Problem
Every line of the material is to be repeated exactly as it stands.

Stored data entries
§

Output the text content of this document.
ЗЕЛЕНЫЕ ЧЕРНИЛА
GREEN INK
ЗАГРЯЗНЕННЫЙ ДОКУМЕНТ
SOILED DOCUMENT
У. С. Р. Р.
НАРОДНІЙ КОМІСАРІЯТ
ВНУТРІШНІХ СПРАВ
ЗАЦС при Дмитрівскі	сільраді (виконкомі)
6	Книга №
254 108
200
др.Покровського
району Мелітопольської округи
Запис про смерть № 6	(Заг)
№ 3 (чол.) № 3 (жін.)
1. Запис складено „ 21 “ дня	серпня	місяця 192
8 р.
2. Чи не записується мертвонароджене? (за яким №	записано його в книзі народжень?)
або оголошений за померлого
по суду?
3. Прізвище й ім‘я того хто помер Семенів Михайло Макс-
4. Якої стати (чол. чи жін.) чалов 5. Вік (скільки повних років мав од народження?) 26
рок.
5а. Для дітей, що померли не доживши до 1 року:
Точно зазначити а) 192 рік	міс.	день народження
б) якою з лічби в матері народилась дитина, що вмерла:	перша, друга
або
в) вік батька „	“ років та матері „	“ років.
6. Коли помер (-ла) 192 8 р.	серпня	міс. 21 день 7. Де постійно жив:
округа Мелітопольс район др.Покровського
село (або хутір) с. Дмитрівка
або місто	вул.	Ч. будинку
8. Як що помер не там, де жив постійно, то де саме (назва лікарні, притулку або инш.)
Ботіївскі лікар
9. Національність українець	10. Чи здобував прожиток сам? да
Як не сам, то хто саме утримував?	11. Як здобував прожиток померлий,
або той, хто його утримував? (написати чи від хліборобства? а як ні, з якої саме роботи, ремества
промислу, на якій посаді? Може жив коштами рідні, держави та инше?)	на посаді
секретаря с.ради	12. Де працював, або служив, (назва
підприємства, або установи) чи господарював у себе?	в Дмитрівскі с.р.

§

Exercise solution
Output the text content of this document.
ЗЕЛЕНЫЕ ЧЕРНИЛА
GREEN INK
ЗАГРЯЗНЕННЫЙ ДОКУМЕНТ
SOILED DOCUMENT
У. С. Р. Р.
НАРОДНІЙ КОМІСАРІЯТ
ВНУТРІШНІХ СПРАВ
ЗАЦС при Дмитрівскі	сільраді (виконкомі)
6	Книга №
254 108
200
др.Покровського
району Мелітопольської округи
Запис про смерть № 6	(Заг)
№ 3 (чол.) № 3 (жін.)
1. Запис складено „ 21 “ дня	серпня	місяця 192
8 р.
2. Чи не записується мертвонароджене? (за яким №	записано його в книзі народжень?)
або оголошений за померлого
по суду?
3. Прізвище й ім‘я того хто помер Семенів Михайло Макс-
4. Якої стати (чол. чи жін.) чалов 5. Вік (скільки повних років мав од народження?) 26
рок.
5а. Для дітей, що померли не доживши до 1 року:
Точно зазначити а) 192 рік	міс.	день народження
б) якою з лічби в матері народилась дитина, що вмерла:	перша, друга
або
в) вік батька „	“ років та матері „	“ років.
6. Коли помер (-ла) 192 8 р.	серпня	міс. 21 день 7. Де постійно жив:
округа Мелітопольс район др.Покровського
село (або хутір) с. Дмитрівка
або місто	вул.	Ч. будинку
8. Як що помер не там, де жив постійно, то де саме (назва лікарні, притулку або инш.)
Ботіївскі лікар
9. Національність українець	10. Чи здобував прожиток сам? да
Як не сам, то хто саме утримував?	11. Як здобував прожиток померлий,
або той, хто його утримував? (написати чи від хліборобства? а як ні, з якої саме роботи, ремества
промислу, на якій посаді? Може жив коштами рідні, держави та инше?)	на посаді
секретаря с.ради	12. Де працював, або служив, (назва
підприємства, або установи) чи господарював у себе?	в Дмитрівскі с.р.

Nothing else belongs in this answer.